**Stated exercise:** Below is a block of data; give all of it again word for word.

((

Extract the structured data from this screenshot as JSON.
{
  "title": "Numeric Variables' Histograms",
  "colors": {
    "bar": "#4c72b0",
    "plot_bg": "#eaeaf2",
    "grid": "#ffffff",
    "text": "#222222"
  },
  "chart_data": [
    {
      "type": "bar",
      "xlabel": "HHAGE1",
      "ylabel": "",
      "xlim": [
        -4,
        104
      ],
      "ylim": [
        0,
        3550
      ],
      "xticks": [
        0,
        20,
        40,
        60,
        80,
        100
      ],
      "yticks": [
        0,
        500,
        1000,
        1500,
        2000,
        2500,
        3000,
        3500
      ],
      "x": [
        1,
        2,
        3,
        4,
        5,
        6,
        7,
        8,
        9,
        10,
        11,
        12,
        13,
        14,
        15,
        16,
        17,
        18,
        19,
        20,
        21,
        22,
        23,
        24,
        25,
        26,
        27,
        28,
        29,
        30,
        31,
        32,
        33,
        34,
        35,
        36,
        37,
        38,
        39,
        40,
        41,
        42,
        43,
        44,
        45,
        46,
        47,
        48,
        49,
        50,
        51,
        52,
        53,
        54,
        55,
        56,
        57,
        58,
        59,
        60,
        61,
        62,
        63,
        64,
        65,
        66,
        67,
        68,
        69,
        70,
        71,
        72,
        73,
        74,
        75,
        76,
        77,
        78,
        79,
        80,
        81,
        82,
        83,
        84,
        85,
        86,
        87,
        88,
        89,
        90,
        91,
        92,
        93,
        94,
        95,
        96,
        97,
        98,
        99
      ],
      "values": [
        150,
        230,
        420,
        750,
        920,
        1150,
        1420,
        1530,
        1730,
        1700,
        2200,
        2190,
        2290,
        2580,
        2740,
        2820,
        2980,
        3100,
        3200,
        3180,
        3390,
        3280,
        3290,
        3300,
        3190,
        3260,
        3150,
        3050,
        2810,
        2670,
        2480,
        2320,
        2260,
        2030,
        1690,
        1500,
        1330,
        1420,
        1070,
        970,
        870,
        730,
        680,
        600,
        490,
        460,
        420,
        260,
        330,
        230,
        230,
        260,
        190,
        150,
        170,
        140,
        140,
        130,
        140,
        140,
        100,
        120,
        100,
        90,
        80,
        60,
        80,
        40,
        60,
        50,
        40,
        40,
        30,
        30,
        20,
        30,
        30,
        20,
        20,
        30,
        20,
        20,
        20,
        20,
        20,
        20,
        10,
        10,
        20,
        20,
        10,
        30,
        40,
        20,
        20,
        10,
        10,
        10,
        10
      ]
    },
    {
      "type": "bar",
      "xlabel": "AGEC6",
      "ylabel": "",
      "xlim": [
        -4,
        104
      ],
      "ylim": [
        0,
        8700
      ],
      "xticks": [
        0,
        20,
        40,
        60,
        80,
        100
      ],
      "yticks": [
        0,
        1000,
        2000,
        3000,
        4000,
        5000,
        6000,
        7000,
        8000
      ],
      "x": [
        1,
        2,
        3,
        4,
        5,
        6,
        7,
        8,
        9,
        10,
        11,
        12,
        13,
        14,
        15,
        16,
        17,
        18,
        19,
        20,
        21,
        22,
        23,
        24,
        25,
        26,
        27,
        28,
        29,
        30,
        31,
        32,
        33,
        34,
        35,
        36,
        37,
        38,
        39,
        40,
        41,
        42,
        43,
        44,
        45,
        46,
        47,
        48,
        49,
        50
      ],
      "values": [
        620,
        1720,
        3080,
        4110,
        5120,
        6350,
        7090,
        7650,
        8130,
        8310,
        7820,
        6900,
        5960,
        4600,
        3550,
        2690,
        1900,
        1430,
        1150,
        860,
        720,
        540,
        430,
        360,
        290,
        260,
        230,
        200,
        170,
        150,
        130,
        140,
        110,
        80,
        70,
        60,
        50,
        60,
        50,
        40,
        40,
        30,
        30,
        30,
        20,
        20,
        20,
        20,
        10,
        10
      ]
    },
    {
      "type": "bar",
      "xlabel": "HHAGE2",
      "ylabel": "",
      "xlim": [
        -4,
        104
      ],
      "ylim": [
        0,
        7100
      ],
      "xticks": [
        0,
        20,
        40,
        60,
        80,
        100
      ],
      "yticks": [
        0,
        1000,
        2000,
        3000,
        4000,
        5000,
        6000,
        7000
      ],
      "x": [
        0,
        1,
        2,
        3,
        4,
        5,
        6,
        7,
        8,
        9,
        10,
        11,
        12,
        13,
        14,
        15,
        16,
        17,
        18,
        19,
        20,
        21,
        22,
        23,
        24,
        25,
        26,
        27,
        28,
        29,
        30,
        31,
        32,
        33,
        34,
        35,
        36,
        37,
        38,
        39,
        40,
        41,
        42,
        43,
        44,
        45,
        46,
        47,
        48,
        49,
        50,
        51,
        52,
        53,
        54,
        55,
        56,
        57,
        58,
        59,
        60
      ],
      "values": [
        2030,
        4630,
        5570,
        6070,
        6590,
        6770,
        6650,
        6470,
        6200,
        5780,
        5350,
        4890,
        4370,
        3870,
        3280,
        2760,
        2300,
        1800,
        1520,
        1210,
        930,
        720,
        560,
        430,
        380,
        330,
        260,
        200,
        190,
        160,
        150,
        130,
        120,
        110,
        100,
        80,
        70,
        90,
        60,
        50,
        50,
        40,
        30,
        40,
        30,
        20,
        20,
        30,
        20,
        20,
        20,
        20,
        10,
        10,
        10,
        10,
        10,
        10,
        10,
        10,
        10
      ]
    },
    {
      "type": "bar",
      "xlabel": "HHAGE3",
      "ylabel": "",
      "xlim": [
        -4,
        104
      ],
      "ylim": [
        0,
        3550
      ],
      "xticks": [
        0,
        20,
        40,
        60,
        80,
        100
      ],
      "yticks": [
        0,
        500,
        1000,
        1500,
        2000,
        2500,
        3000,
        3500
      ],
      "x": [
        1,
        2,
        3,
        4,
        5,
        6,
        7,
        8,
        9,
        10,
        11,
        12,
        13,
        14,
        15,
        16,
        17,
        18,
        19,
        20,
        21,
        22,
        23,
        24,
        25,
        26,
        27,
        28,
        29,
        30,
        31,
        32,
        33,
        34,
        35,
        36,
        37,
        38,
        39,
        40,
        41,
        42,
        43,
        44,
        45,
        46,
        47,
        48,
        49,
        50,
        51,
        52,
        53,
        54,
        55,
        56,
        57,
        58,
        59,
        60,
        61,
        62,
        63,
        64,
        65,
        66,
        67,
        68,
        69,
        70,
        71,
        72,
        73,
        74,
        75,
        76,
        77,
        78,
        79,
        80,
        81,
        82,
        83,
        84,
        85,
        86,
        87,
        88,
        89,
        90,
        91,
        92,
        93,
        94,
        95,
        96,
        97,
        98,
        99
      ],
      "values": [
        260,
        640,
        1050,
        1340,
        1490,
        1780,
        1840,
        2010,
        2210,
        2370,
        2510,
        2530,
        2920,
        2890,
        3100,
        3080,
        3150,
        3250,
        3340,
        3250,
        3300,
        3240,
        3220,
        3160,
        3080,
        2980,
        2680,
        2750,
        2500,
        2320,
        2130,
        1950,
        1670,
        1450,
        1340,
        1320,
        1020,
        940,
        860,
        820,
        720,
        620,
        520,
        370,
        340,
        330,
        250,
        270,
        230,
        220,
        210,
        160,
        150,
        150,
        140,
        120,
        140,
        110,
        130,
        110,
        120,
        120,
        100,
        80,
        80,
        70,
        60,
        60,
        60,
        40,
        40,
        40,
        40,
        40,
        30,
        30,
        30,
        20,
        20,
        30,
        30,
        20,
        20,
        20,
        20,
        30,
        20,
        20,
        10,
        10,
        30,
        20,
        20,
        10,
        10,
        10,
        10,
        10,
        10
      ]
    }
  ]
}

))

**Reply:**
Extract the structured data from this screenshot as JSON.
{
  "title": "Numeric Variables' Histograms",
  "colors": {
    "bar": "#4c72b0",
    "plot_bg": "#eaeaf2",
    "grid": "#ffffff",
    "text": "#222222"
  },
  "chart_data": [
    {
      "type": "bar",
      "xlabel": "HHAGE1",
      "ylabel": "",
      "xlim": [
        -4,
        104
      ],
      "ylim": [
        0,
        3550
      ],
      "xticks": [
        0,
        20,
        40,
        60,
        80,
        100
      ],
      "yticks": [
        0,
        500,
        1000,
        1500,
        2000,
        2500,
        3000,
        3500
      ],
      "x": [
        1,
        2,
        3,
        4,
        5,
        6,
        7,
        8,
        9,
        10,
        11,
        12,
        13,
        14,
        15,
        16,
        17,
        18,
        19,
        20,
        21,
        22,
        23,
        24,
        25,
        26,
        27,
        28,
        29,
        30,
        31,
        32,
        33,
        34,
        35,
        36,
        37,
        38,
        39,
        40,
        41,
        42,
        43,
        44,
        45,
        46,
        47,
        48,
        49,
        50,
        51,
        52,
        53,
        54,
        55,
        56,
        57,
        58,
        59,
        60,
        61,
        62,
        63,
        64,
        65,
        66,
        67,
        68,
        69,
        70,
        71,
        72,
        73,
        74,
        75,
        76,
        77,
        78,
        79,
        80,
        81,
        82,
        83,
        84,
        85,
        86,
        87,
        88,
        89,
        90,
        91,
        92,
        93,
        94,
        95,
        96,
        97,
        98,
        99
      ],
      "values": [
        150,
        230,
        420,
        750,
        920,
        1150,
        1420,
        1530,
        1730,
        1700,
        2200,
        2190,
        2290,
        2580,
        2740,
        2820,
        2980,
        3100,
        3200,
        3180,
        3390,
        3280,
        3290,
        3300,
        3190,
        3260,
        3150,
        3050,
        2810,
        2670,
        2480,
        2320,
        2260,
        2030,
        1690,
        1500,
        1330,
        1420,
        1070,
        970,
        870,
        730,
        680,
        600,
        490,
        460,
        420,
        260,
        330,
        230,
        230,
        260,
        190,
        150,
        170,
        140,
        140,
        130,
        140,
        140,
        100,
        120,
        100,
        90,
        80,
        60,
        80,
        40,
        60,
        50,
        40,
        40,
        30,
        30,
        20,
        30,
        30,
        20,
        20,
        30,
        20,
        20,
        20,
        20,
        20,
        20,
        10,
        10,
        20,
        20,
        10,
        30,
        40,
        20,
        20,
        10,
        10,
        10,
        10
      ]
    },
    {
      "type": "bar",
      "xlabel": "AGEC6",
      "ylabel": "",
      "xlim": [
        -4,
        104
      ],
      "ylim": [
        0,
        8700
      ],
      "xticks": [
        0,
        20,
        40,
        60,
        80,
        100
      ],
      "yticks": [
        0,
        1000,
        2000,
        3000,
        4000,
        5000,
        6000,
        7000,
        8000
      ],
      "x": [
        1,
        2,
        3,
        4,
        5,
        6,
        7,
        8,
        9,
        10,
        11,
        12,
        13,
        14,
        15,
        16,
        17,
        18,
        19,
        20,
        21,
        22,
        23,
        24,
        25,
        26,
        27,
        28,
        29,
        30,
        31,
        32,
        33,
        34,
        35,
        36,
        37,
        38,
        39,
        40,
        41,
        42,
        43,
        44,
        45,
        46,
        47,
        48,
        49,
        50
      ],
      "values": [
        620,
        1720,
        3080,
        4110,
        5120,
        6350,
        7090,
        7650,
        8130,
        8310,
        7820,
        6900,
        5960,
        4600,
        3550,
        2690,
        1900,
        1430,
        1150,
        860,
        720,
        540,
        430,
        360,
        290,
        260,
        230,
        200,
        170,
        150,
        130,
        140,
        110,
        80,
        70,
        60,
        50,
        60,
        50,
        40,
        40,
        30,
        30,
        30,
        20,
        20,
        20,
        20,
        10,
        10
      ]
    },
    {
      "type": "bar",
      "xlabel": "HHAGE2",
      "ylabel": "",
      "xlim": [
        -4,
        104
      ],
      "ylim": [
        0,
        7100
      ],
      "xticks": [
        0,
        20,
        40,
        60,
        80,
        100
      ],
      "yticks": [
        0,
        1000,
        2000,
        3000,
        4000,
        5000,
        6000,
        7000
      ],
      "x": [
        0,
        1,
        2,
        3,
        4,
        5,
        6,
        7,
        8,
        9,
        10,
        11,
        12,
        13,
        14,
        15,
        16,
        17,
        18,
        19,
        20,
        21,
        22,
        23,
        24,
        25,
        26,
        27,
        28,
        29,
        30,
        31,
        32,
        33,
        34,
        35,
        36,
        37,
        38,
        39,
        40,
        41,
        42,
        43,
        44,
        45,
        46,
        47,
        48,
        49,
        50,
        51,
        52,
        53,
        54,
        55,
        56,
        57,
        58,
        59,
        60
      ],
      "values": [
        2030,
        4630,
        5570,
        6070,
        6590,
        6770,
        6650,
        6470,
        6200,
        5780,
        5350,
        4890,
        4370,
        3870,
        3280,
        2760,
        2300,
        1800,
        1520,
        1210,
        930,
        720,
        560,
        430,
        380,
        330,
        260,
        200,
        190,
        160,
        150,
        130,
        120,
        110,
        100,
        80,
        70,
        90,
        60,
        50,
        50,
        40,
        30,
        40,
        30,
        20,
        20,
        30,
        20,
        20,
        20,
        20,
        10,
        10,
        10,
        10,
        10,
        10,
        10,
        10,
        10
      ]
    },
    {
      "type": "bar",
      "xlabel": "HHAGE3",
      "ylabel": "",
      "xlim": [
        -4,
        104
      ],
      "ylim": [
        0,
        3550
      ],
      "xticks": [
        0,
        20,
        40,
        60,
        80,
        100
      ],
      "yticks": [
        0,
        500,
        1000,
        1500,
        2000,
        2500,
        3000,
        3500
      ],
      "x": [
        1,
        2,
        3,
        4,
        5,
        6,
        7,
        8,
        9,
        10,
        11,
        12,
        13,
        14,
        15,
        16,
        17,
        18,
        19,
        20,
        21,
        22,
        23,
        24,
        25,
        26,
        27,
        28,
        29,
        30,
        31,
        32,
        33,
        34,
        35,
        36,
        37,
        38,
        39,
        40,
        41,
        42,
        43,
        44,
        45,
        46,
        47,
        48,
        49,
        50,
        51,
        52,
        53,
        54,
        55,
        56,
        57,
        58,
        59,
        60,
        61,
        62,
        63,
        64,
        65,
        66,
        67,
        68,
        69,
        70,
        71,
        72,
        73,
        74,
        75,
        76,
        77,
        78,
        79,
        80,
        81,
        82,
        83,
        84,
        85,
        86,
        87,
        88,
        89,
        90,
        91,
        92,
        93,
        94,
        95,
        96,
        97,
        98,
        99
      ],
      "values": [
        260,
        640,
        1050,
        1340,
        1490,
        1780,
        1840,
        2010,
        2210,
        2370,
        2510,
        2530,
        2920,
        2890,
        3100,
        3080,
        3150,
        3250,
        3340,
        3250,
        3300,
        3240,
        3220,
        3160,
        3080,
        2980,
        2680,
        2750,
        2500,
        2320,
        2130,
        1950,
        1670,
        1450,
        1340,
        1320,
        1020,
        940,
        860,
        820,
        720,
        620,
        520,
        370,
        340,
        330,
        250,
        270,
        230,
        220,
        210,
        160,
        150,
        150,
        140,
        120,
        140,
        110,
        130,
        110,
        120,
        120,
        100,
        80,
        80,
        70,
        60,
        60,
        60,
        40,
        40,
        40,
        40,
        40,
        30,
        30,
        30,
        20,
        20,
        30,
        30,
        20,
        20,
        20,
        20,
        30,
        20,
        20,
        10,
        10,
        30,
        20,
        20,
        10,
        10,
        10,
        10,
        10,
        10
      ]
    }
  ]
}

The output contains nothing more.